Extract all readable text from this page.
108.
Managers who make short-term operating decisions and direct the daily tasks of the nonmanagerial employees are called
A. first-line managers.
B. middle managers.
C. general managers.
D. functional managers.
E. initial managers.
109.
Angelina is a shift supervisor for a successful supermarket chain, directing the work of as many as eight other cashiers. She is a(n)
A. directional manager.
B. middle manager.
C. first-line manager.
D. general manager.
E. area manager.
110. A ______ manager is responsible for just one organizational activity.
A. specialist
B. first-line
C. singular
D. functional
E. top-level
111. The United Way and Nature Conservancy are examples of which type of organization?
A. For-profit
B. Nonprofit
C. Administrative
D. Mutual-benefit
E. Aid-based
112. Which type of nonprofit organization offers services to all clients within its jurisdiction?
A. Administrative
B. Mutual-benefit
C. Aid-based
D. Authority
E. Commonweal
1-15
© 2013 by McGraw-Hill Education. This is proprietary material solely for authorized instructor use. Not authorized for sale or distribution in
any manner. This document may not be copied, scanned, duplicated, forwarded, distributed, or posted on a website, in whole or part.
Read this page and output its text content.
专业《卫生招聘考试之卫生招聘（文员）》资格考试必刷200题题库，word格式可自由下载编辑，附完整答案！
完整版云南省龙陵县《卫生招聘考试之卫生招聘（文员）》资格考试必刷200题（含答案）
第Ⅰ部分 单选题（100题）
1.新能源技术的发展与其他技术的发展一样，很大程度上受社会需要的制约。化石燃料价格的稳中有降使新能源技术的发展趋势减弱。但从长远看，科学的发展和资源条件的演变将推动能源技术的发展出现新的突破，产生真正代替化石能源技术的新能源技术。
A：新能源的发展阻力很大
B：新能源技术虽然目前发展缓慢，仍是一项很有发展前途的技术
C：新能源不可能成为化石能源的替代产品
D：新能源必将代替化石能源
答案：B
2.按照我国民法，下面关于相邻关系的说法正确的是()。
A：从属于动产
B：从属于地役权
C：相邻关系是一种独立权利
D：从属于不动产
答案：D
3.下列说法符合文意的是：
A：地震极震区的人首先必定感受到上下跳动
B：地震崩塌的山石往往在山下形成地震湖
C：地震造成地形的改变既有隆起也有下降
........
Your objective: Please repeat the listing above in full and exactly.

The output:
Extract all readable text from this page.
108.
Managers who make short-term operating decisions and direct the daily tasks of the nonmanagerial employees are called
A. first-line managers.
B. middle managers.
C. general managers.
D. functional managers.
E. initial managers.
109.
Angelina is a shift supervisor for a successful supermarket chain, directing the work of as many as eight other cashiers. She is a(n)
A. directional manager.
B. middle manager.
C. first-line manager.
D. general manager.
E. area manager.
110. A ______ manager is responsible for just one organizational activity.
A. specialist
B. first-line
C. singular
D. functional
E. top-level
111. The United Way and Nature Conservancy are examples of which type of organization?
A. For-profit
B. Nonprofit
C. Administrative
D. Mutual-benefit
E. Aid-based
112. Which type of nonprofit organization offers services to all clients within its jurisdiction?
A. Administrative
B. Mutual-benefit
C. Aid-based
D. Authority
E. Commonweal
1-15
© 2013 by McGraw-Hill Education. This is proprietary material solely for authorized instructor use. Not authorized for sale or distribution in
any manner. This document may not be copied, scanned, duplicated, forwarded, distributed, or posted on a website, in whole or part.
Read this page and output its text content.
专业《卫生招聘考试之卫生招聘（文员）》资格考试必刷200题题库，word格式可自由下载编辑，附完整答案！
完整版云南省龙陵县《卫生招聘考试之卫生招聘（文员）》资格考试必刷200题（含答案）
第Ⅰ部分 单选题（100题）
1.新能源技术的发展与其他技术的发展一样，很大程度上受社会需要的制约。化石燃料价格的稳中有降使新能源技术的发展趋势减弱。但从长远看，科学的发展和资源条件的演变将推动能源技术的发展出现新的突破，产生真正代替化石能源技术的新能源技术。
A：新能源的发展阻力很大
B：新能源技术虽然目前发展缓慢，仍是一项很有发展前途的技术
C：新能源不可能成为化石能源的替代产品
D：新能源必将代替化石能源
答案：B
2.按照我国民法，下面关于相邻关系的说法正确的是()。
A：从属于动产
B：从属于地役权
C：相邻关系是一种独立权利
D：从属于不动产
答案：D
3.下列说法符合文意的是：
A：地震极震区的人首先必定感受到上下跳动
B：地震崩塌的山石往往在山下形成地震湖
C：地震造成地形的改变既有隆起也有下降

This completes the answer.